**Work instructions**
Go through the entries and say how many lines contain the string "Осташева". The number is the whole answer.

**Given entries**
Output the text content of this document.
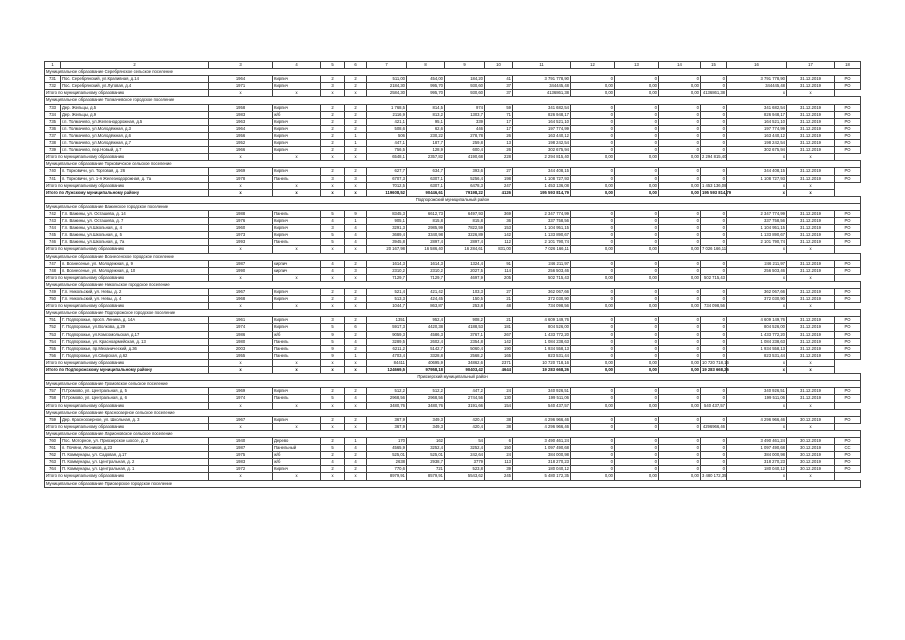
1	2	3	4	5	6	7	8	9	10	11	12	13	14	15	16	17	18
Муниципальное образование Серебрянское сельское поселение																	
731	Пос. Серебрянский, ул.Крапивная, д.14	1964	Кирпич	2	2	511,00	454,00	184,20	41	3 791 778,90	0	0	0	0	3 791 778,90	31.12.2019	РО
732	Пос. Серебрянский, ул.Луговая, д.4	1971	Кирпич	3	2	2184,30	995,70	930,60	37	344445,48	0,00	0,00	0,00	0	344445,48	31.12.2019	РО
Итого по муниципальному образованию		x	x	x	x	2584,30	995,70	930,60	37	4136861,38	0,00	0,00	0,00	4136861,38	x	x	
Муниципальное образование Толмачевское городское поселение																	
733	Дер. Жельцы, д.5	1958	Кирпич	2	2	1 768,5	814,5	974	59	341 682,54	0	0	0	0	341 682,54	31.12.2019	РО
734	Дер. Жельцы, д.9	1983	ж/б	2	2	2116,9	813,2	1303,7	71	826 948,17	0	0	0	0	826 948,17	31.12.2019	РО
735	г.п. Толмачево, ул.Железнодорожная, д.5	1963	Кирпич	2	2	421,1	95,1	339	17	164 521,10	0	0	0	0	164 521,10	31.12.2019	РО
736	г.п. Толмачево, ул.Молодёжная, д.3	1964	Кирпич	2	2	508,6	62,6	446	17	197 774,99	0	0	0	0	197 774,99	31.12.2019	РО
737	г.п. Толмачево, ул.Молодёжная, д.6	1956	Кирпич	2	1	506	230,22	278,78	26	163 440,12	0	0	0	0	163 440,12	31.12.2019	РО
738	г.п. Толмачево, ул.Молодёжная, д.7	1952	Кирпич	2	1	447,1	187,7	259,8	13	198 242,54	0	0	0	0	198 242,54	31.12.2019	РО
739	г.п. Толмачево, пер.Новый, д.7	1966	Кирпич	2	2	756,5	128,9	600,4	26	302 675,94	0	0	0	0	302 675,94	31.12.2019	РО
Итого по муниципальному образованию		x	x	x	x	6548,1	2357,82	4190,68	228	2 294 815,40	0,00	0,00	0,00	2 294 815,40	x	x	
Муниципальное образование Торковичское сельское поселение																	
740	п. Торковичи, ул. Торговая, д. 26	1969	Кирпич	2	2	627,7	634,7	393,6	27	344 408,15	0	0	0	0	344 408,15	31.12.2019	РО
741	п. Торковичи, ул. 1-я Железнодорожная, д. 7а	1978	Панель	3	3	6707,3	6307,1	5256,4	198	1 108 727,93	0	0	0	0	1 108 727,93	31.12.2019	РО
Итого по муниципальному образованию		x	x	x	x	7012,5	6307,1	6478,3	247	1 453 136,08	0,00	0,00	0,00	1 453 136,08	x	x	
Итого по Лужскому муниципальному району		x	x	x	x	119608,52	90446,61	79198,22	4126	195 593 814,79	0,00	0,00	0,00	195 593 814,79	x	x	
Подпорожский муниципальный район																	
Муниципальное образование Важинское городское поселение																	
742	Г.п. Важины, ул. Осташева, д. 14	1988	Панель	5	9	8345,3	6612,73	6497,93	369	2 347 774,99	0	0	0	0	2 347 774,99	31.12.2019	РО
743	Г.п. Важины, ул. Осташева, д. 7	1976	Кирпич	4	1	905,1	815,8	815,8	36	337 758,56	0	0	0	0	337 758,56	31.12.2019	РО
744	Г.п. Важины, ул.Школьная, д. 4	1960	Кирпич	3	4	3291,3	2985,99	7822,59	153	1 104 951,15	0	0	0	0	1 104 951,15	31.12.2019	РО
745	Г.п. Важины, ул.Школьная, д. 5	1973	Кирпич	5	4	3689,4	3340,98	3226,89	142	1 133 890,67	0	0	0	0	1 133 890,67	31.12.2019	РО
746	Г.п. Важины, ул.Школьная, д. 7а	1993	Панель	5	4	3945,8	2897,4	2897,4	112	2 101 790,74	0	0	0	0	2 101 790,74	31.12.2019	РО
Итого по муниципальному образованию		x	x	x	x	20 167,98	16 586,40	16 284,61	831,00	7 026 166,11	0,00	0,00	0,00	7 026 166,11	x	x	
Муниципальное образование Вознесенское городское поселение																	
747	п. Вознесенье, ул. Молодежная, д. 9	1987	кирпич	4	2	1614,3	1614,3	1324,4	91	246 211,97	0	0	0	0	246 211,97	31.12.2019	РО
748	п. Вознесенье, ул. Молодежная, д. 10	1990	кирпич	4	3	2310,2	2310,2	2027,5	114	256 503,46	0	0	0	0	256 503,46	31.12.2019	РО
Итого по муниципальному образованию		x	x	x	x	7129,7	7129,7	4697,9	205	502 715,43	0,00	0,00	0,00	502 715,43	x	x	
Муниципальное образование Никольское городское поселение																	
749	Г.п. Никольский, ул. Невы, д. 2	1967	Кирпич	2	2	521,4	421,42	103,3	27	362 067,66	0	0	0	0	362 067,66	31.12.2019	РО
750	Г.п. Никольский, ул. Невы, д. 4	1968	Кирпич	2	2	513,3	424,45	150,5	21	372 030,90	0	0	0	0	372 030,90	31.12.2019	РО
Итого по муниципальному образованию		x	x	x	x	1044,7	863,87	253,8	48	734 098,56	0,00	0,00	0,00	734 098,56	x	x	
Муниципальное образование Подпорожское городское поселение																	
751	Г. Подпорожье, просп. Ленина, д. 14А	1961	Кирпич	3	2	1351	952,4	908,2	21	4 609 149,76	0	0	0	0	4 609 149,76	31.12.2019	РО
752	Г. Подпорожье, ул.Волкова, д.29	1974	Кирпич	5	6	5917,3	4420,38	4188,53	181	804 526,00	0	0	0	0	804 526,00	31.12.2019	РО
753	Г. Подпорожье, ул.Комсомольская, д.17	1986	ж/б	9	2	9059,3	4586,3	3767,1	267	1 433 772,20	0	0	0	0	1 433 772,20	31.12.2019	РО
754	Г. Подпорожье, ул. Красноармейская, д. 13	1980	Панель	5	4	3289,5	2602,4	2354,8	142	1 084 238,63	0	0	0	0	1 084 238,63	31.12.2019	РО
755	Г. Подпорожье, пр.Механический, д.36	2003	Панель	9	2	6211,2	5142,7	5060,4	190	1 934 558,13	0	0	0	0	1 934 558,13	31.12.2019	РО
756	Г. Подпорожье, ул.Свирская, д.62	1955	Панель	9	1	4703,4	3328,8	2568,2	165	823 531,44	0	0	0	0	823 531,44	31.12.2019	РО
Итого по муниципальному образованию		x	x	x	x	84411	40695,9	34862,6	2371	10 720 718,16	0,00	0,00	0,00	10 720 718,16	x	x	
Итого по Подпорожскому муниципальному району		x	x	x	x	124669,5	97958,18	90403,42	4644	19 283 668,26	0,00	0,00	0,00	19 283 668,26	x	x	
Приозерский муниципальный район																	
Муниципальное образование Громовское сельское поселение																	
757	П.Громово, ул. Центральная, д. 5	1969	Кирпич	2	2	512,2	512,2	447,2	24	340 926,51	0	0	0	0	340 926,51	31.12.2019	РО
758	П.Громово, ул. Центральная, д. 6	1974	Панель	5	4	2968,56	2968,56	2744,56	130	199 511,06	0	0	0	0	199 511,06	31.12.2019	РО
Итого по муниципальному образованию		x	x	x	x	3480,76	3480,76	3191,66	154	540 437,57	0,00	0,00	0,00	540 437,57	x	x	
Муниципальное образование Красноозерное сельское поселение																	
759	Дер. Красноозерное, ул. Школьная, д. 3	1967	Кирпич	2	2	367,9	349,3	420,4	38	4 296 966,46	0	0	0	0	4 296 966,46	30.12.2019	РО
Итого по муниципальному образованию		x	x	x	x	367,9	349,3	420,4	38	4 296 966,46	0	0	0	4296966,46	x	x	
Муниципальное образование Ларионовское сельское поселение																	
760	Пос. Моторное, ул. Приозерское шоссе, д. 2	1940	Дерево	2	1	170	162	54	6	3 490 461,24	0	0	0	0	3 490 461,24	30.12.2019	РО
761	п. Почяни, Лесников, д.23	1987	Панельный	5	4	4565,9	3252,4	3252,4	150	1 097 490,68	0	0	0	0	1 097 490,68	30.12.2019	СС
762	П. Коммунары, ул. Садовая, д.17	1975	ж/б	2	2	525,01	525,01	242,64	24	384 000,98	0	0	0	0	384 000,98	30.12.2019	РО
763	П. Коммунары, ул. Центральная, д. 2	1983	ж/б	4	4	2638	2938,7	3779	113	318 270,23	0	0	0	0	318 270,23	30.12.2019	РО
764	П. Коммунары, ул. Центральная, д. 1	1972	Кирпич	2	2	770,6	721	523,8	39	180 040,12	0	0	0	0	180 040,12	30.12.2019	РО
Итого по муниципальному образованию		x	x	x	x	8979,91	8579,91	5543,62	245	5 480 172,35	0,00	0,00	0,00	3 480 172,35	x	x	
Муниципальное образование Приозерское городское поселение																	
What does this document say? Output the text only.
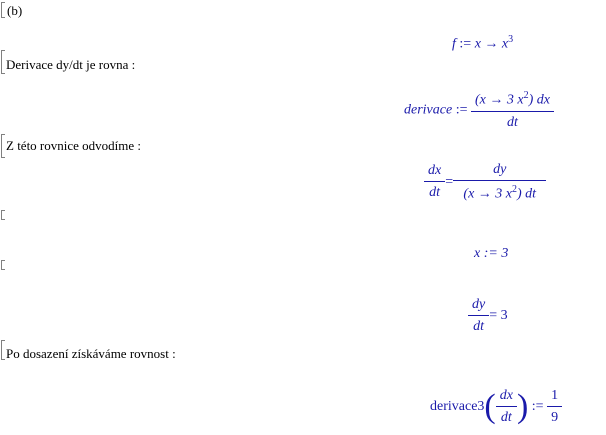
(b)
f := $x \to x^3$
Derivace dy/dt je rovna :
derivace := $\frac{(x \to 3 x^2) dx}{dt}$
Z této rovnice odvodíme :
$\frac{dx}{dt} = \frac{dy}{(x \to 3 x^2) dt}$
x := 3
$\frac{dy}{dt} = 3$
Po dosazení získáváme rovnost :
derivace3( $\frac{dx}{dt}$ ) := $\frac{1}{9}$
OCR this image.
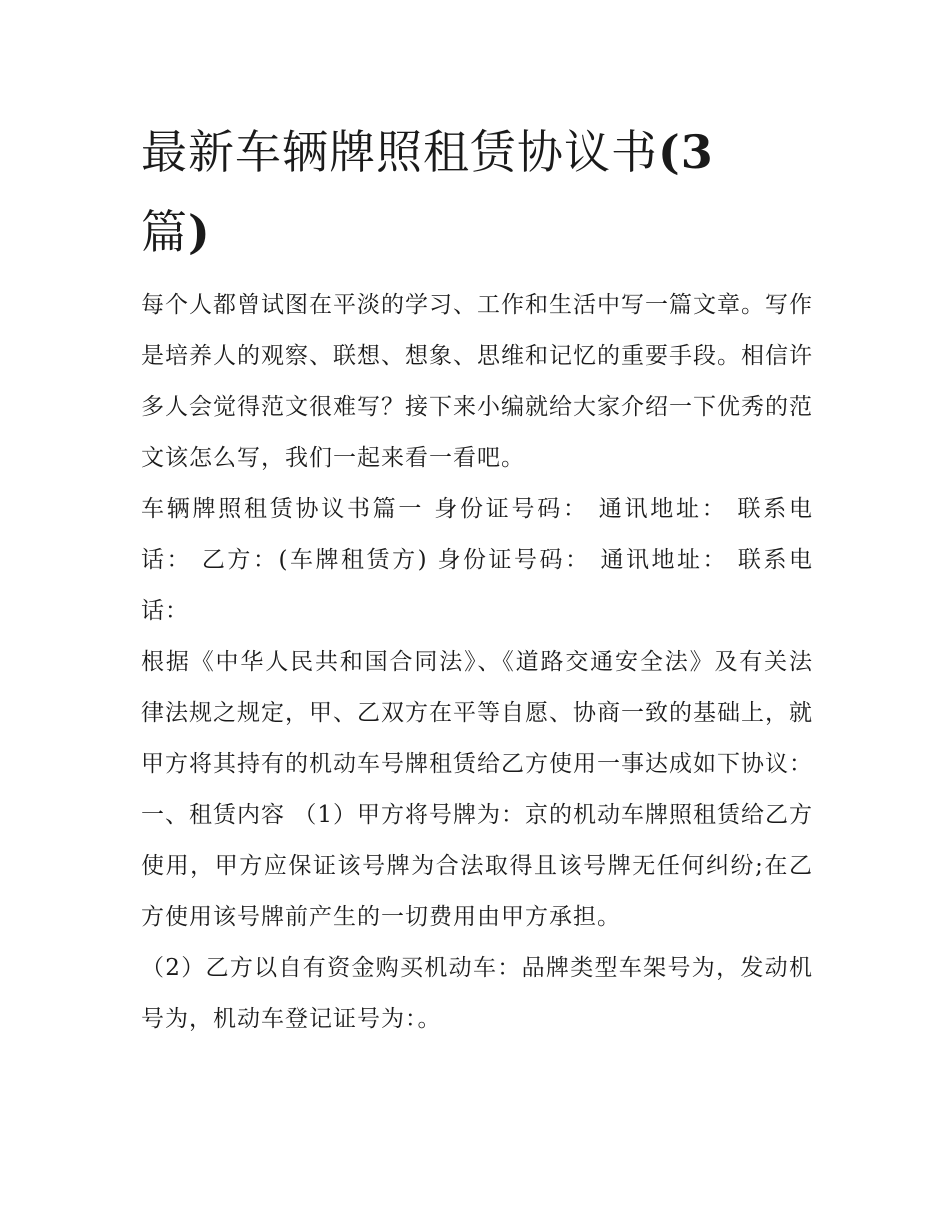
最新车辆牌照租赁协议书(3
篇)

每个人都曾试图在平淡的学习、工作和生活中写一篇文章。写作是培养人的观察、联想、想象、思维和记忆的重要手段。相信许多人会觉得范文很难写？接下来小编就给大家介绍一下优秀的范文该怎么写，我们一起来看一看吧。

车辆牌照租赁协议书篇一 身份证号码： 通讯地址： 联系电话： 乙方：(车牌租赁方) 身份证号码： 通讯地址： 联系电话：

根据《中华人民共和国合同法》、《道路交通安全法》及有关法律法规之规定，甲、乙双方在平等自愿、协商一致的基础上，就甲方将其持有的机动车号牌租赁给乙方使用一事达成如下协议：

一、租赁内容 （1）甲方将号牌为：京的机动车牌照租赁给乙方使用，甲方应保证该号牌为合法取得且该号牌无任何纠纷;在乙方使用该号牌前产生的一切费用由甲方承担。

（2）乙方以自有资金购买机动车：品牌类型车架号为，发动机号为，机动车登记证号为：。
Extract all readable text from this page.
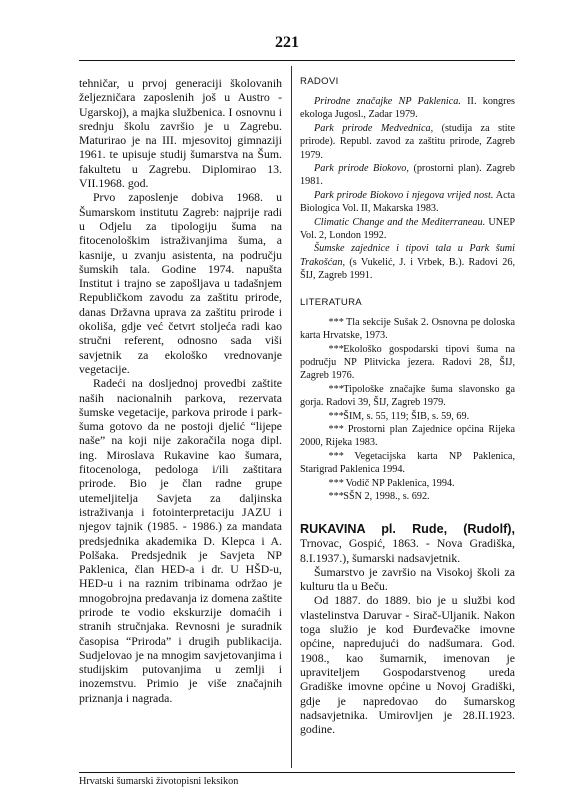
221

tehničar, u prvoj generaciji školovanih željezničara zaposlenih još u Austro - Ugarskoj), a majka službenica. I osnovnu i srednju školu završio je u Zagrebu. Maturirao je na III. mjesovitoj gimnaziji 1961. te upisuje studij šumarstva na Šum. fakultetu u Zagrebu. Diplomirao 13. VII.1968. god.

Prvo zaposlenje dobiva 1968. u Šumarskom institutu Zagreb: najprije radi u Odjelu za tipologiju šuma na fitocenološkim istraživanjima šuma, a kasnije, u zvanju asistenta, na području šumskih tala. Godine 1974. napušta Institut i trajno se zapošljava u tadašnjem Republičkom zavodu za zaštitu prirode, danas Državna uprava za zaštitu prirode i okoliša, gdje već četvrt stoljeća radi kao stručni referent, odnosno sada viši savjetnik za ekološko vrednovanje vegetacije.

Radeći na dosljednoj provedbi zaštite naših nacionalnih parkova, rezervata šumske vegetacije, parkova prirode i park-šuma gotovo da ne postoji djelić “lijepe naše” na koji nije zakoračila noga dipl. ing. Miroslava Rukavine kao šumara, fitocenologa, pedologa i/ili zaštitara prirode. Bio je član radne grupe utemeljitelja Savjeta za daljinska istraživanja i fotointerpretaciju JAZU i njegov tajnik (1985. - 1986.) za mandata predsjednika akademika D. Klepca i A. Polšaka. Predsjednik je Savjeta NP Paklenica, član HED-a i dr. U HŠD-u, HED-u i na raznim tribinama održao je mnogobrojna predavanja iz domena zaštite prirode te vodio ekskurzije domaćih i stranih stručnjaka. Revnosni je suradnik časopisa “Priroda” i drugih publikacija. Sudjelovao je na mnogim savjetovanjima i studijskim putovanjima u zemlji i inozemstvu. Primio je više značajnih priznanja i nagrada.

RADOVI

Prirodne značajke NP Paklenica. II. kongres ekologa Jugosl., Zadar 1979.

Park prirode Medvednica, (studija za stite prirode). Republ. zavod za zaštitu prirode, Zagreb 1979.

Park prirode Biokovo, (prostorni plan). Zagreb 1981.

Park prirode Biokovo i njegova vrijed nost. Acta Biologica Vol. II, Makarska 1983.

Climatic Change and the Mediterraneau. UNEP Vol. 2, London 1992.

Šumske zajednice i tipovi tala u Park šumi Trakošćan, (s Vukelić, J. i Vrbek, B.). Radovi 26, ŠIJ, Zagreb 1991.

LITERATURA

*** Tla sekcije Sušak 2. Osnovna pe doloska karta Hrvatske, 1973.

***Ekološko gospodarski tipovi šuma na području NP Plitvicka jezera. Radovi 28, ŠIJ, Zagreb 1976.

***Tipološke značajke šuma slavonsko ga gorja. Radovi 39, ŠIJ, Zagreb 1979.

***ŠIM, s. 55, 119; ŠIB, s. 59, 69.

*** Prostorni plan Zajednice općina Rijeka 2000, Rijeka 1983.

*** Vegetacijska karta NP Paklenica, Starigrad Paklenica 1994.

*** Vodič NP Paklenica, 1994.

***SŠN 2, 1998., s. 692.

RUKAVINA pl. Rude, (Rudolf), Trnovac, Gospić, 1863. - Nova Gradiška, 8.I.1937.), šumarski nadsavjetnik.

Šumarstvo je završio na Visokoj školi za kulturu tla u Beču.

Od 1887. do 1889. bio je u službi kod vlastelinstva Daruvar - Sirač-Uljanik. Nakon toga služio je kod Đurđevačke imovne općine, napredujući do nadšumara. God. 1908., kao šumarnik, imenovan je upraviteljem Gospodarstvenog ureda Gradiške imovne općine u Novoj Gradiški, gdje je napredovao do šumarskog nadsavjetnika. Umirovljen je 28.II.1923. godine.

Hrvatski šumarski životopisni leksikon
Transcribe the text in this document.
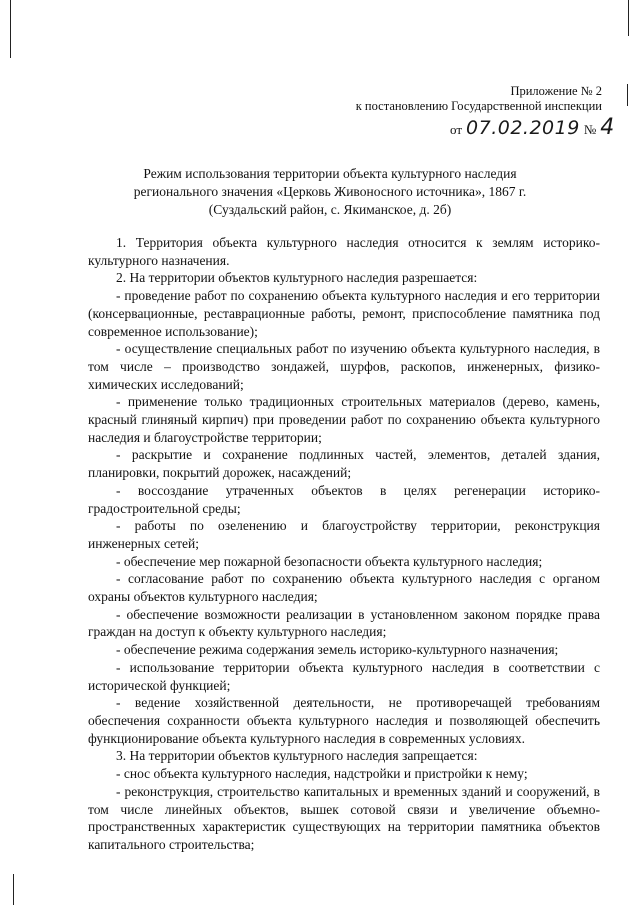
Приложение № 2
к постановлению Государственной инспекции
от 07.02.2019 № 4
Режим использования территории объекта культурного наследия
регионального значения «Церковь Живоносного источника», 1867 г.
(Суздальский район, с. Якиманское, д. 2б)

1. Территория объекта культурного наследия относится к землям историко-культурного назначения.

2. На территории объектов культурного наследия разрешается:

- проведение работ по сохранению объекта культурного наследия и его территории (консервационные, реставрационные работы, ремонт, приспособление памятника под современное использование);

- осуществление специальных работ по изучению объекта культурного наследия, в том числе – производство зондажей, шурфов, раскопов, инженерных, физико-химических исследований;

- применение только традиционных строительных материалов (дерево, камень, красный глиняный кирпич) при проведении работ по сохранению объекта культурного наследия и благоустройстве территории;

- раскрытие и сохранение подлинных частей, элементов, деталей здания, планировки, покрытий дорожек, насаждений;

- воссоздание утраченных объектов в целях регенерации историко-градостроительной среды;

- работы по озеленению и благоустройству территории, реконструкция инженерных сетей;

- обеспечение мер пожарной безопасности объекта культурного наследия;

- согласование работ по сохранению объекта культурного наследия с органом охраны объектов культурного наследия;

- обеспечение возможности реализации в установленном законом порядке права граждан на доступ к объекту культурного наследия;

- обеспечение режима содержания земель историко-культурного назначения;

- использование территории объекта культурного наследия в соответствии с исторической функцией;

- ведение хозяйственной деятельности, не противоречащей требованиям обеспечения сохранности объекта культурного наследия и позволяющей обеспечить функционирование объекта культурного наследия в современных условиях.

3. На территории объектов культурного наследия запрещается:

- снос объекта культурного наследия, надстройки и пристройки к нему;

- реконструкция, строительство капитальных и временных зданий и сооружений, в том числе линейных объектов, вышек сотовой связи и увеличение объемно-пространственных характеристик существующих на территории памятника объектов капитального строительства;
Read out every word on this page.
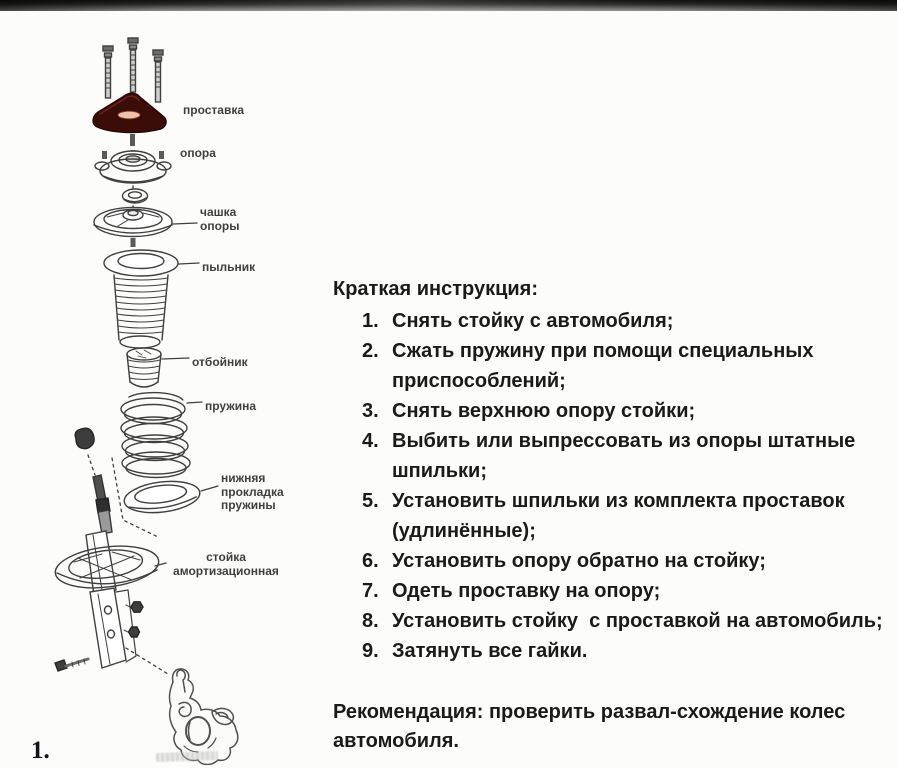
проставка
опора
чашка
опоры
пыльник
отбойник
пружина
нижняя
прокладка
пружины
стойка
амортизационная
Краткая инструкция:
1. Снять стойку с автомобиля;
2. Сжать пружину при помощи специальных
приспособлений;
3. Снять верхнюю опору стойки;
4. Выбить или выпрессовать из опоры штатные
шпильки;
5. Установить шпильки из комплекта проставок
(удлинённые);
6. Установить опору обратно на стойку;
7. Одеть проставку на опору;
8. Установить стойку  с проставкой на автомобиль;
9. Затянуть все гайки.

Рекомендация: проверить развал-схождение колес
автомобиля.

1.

**Solved problem**
2